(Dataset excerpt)
──────────

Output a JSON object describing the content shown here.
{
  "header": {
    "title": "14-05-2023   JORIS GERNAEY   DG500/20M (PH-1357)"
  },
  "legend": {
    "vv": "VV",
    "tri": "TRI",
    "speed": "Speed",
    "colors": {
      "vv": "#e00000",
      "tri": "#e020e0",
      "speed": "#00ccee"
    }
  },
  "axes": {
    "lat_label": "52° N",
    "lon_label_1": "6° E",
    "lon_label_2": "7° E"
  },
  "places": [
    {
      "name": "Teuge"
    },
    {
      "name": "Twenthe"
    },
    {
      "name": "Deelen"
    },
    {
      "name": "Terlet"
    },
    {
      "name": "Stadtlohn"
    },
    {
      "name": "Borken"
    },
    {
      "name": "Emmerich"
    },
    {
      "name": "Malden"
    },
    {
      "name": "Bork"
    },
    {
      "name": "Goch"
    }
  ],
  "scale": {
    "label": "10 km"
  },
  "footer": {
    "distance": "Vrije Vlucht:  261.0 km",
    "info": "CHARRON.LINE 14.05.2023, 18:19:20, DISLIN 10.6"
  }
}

──────────

### Requirements:
Repeat all the records. Match each line exactly.

### Reply to the task:
Output a JSON object describing the content shown here.
{
  "header": {
    "title": "14-05-2023   JORIS GERNAEY   DG500/20M (PH-1357)"
  },
  "legend": {
    "vv": "VV",
    "tri": "TRI",
    "speed": "Speed",
    "colors": {
      "vv": "#e00000",
      "tri": "#e020e0",
      "speed": "#00ccee"
    }
  },
  "axes": {
    "lat_label": "52° N",
    "lon_label_1": "6° E",
    "lon_label_2": "7° E"
  },
  "places": [
    {
      "name": "Teuge"
    },
    {
      "name": "Twenthe"
    },
    {
      "name": "Deelen"
    },
    {
      "name": "Terlet"
    },
    {
      "name": "Stadtlohn"
    },
    {
      "name": "Borken"
    },
    {
      "name": "Emmerich"
    },
    {
      "name": "Malden"
    },
    {
      "name": "Bork"
    },
    {
      "name": "Goch"
    }
  ],
  "scale": {
    "label": "10 km"
  },
  "footer": {
    "distance": "Vrije Vlucht:  261.0 km",
    "info": "CHARRON.LINE 14.05.2023, 18:19:20, DISLIN 10.6"
  }
}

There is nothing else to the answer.